### What you have to do
Using the records below, report how many lines hold "relationship", with no extra text.

### Records for processing
_ _ _

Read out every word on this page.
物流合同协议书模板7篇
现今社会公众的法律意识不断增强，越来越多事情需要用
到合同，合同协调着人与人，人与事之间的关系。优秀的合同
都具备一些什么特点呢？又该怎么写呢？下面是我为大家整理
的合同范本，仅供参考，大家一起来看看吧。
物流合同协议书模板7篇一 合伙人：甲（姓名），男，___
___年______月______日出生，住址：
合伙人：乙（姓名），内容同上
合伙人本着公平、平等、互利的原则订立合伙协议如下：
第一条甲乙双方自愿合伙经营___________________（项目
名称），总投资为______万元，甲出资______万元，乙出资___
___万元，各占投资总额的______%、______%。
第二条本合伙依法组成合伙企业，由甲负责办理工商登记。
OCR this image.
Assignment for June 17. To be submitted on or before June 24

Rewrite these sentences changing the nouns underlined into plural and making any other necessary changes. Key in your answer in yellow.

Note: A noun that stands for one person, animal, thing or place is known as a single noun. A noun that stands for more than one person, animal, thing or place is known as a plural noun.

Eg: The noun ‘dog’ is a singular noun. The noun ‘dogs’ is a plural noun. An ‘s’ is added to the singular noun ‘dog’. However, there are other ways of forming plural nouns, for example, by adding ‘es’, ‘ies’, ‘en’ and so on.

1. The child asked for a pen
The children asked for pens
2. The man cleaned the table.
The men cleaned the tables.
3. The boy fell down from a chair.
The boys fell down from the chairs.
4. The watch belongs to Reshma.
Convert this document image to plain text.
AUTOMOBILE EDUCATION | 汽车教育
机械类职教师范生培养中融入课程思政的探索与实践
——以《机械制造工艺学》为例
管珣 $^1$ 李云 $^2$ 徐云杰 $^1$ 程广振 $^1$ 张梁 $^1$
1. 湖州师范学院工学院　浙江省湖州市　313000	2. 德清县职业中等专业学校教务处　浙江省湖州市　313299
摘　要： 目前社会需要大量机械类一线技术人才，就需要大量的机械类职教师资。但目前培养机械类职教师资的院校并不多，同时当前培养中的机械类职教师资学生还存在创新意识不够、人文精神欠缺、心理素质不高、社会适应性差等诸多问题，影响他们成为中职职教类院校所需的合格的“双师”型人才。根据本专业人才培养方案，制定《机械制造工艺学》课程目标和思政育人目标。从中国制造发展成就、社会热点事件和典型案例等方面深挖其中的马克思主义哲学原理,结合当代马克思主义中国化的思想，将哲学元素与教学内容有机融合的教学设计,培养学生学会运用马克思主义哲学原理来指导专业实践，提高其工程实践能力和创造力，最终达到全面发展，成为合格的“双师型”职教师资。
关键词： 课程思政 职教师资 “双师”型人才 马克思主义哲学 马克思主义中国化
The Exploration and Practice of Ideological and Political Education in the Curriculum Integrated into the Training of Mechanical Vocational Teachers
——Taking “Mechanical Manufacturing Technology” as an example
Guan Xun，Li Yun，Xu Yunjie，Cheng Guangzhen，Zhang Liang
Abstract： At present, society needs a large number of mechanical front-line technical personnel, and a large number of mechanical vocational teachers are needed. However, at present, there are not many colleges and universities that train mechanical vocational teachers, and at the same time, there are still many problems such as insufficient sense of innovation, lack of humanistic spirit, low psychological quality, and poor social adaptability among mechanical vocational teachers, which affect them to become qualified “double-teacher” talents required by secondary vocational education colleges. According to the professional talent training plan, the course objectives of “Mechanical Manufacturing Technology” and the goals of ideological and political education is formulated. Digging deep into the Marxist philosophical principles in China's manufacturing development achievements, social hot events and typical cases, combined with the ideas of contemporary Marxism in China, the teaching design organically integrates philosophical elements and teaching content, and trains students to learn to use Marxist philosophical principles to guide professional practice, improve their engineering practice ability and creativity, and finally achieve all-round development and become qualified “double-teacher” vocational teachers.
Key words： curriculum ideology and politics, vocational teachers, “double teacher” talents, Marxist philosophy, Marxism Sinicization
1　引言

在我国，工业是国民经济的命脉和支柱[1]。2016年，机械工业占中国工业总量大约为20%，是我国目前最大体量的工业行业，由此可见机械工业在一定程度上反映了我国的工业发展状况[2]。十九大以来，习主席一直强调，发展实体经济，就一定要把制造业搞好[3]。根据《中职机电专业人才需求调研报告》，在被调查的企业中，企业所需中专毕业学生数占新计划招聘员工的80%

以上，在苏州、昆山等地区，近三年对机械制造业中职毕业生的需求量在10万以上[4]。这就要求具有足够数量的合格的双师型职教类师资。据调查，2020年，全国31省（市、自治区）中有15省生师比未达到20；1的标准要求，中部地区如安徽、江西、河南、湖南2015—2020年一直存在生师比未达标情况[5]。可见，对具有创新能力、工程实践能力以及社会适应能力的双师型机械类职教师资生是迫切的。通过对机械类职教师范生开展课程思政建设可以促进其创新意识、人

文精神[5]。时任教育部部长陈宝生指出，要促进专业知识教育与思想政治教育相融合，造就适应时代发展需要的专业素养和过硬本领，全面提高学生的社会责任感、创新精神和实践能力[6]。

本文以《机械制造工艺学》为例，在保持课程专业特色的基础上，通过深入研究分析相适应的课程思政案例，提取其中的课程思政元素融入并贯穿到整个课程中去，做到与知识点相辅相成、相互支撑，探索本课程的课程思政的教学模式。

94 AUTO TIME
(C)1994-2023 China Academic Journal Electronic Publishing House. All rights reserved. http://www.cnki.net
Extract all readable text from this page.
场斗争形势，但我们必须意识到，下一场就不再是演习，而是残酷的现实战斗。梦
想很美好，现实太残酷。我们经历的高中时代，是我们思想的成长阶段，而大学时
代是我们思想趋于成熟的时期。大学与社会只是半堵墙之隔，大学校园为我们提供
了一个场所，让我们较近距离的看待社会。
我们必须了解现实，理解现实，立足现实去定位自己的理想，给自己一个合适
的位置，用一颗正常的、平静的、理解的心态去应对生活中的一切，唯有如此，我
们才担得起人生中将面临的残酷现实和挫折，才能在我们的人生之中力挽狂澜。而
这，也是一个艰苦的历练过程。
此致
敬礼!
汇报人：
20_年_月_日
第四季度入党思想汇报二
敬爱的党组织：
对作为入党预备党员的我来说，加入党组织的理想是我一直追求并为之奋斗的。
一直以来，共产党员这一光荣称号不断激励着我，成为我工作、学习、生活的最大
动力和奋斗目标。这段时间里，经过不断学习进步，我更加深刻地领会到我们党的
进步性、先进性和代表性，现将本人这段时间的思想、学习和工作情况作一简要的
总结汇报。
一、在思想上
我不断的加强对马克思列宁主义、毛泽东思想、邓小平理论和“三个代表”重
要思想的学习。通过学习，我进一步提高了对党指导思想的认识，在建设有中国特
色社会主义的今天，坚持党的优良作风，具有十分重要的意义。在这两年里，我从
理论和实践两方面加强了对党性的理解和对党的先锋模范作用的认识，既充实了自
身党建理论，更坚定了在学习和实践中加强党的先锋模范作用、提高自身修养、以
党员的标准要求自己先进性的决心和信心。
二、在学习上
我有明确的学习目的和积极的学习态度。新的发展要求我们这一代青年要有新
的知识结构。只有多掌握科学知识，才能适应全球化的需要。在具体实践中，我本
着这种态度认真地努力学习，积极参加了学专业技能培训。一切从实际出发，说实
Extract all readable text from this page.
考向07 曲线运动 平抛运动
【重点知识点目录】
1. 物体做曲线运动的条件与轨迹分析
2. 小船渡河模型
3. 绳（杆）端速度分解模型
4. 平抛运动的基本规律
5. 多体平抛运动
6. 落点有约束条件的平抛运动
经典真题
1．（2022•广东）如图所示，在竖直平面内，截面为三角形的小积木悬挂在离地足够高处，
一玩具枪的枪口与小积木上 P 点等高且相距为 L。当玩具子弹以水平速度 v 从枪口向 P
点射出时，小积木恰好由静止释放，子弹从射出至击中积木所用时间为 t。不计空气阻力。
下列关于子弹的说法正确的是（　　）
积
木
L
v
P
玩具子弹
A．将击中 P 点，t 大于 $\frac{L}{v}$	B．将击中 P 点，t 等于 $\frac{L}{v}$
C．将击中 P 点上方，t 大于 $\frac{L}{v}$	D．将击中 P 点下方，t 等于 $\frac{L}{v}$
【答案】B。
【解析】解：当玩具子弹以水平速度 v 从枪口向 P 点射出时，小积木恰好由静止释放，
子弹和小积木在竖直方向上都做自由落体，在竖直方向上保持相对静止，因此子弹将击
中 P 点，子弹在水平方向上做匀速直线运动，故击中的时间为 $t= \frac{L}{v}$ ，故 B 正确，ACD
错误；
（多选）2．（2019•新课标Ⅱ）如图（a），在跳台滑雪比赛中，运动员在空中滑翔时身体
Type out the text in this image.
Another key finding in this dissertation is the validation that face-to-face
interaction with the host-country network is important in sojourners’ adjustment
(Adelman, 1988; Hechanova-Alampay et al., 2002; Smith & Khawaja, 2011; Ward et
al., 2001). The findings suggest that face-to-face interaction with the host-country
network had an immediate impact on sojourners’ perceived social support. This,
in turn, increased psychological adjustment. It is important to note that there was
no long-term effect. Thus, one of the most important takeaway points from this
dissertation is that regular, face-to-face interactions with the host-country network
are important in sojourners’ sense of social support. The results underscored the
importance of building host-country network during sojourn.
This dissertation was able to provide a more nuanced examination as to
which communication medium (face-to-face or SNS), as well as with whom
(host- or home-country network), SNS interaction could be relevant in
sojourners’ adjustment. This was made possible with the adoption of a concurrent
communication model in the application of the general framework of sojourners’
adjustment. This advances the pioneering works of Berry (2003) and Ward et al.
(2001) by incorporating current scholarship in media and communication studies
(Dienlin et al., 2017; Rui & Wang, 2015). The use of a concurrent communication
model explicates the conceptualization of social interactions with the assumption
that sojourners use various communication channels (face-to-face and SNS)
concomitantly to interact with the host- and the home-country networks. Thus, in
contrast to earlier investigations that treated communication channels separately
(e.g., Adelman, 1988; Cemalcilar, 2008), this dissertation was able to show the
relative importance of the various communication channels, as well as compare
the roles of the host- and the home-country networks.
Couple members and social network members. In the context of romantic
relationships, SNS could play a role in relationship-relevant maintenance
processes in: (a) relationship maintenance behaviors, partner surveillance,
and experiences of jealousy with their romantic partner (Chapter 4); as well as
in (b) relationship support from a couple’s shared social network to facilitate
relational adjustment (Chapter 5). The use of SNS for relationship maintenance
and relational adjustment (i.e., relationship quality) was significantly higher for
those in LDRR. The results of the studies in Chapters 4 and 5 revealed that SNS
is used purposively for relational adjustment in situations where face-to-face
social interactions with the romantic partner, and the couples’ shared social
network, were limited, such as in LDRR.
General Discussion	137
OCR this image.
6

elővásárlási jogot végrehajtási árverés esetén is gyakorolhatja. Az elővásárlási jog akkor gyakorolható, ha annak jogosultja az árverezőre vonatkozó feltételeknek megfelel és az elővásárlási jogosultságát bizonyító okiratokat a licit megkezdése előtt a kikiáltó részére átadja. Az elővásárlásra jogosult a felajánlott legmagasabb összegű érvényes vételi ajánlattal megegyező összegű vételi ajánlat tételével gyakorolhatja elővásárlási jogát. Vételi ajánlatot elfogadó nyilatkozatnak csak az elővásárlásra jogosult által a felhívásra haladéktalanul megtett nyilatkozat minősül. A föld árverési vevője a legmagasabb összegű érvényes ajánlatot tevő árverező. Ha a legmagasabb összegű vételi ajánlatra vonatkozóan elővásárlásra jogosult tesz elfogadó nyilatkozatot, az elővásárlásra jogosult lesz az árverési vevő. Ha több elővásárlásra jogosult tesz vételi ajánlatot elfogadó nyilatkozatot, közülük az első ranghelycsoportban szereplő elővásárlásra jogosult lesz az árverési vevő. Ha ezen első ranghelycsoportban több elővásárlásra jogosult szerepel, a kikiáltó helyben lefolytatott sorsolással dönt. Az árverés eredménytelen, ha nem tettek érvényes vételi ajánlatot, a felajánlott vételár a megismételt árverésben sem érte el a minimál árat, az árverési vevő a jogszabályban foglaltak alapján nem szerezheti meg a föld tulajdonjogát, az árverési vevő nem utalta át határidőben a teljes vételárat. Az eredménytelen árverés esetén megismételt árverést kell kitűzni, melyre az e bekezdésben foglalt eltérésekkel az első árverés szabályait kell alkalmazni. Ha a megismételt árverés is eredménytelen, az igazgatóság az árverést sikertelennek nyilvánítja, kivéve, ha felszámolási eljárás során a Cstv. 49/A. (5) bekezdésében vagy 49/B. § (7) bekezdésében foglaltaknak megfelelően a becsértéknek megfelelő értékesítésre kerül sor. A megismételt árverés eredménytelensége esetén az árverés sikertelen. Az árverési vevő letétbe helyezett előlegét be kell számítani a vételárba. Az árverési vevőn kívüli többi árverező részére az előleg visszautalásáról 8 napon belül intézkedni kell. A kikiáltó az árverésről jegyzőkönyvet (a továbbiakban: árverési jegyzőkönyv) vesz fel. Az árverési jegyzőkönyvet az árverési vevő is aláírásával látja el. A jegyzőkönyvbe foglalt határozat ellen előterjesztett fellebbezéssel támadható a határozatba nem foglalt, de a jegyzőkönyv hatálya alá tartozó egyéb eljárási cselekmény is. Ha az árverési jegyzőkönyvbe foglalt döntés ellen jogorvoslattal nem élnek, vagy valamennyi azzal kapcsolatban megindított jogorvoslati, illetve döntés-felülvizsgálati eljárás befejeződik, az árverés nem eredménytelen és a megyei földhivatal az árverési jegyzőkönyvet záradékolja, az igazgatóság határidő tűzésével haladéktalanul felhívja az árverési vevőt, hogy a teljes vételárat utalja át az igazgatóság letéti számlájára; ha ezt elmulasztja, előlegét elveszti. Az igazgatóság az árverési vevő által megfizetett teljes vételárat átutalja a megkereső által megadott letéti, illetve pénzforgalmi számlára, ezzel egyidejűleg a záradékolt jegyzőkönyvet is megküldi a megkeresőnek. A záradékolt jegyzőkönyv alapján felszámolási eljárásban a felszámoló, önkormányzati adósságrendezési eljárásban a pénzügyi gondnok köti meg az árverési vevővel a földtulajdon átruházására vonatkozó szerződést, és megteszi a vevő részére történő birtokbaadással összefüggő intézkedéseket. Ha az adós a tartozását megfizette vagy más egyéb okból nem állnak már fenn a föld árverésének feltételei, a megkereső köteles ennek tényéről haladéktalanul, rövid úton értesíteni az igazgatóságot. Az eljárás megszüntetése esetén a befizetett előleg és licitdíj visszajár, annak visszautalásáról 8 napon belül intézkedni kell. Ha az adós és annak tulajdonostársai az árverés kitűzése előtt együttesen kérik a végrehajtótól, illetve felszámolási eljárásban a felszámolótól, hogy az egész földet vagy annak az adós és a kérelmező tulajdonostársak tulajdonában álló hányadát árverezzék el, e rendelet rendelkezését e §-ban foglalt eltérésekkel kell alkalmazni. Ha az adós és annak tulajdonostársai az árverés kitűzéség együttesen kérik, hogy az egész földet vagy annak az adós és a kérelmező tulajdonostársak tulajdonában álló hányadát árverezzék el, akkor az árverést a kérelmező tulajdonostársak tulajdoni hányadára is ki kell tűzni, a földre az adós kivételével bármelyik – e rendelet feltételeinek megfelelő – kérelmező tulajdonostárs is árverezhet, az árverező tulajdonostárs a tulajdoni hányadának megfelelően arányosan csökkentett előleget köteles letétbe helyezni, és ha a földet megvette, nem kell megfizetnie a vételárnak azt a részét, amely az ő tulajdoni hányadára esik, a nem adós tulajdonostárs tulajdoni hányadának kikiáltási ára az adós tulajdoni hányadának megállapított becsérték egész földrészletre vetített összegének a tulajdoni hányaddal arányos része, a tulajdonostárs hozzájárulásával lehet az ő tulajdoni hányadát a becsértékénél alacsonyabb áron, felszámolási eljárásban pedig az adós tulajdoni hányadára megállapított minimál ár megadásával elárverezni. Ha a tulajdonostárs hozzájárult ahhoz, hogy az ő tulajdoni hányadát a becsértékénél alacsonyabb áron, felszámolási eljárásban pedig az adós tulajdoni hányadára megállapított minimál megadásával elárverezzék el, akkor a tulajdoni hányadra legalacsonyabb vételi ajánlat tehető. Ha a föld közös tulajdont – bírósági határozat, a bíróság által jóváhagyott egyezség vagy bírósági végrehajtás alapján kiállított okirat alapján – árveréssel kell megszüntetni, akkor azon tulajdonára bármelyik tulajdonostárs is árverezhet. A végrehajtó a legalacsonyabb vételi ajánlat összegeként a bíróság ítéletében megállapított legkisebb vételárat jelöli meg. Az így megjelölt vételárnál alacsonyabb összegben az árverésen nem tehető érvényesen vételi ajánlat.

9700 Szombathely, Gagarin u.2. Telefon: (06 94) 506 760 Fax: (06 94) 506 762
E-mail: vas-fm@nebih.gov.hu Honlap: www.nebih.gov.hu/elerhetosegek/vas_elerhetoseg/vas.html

_ _ _

### In response
5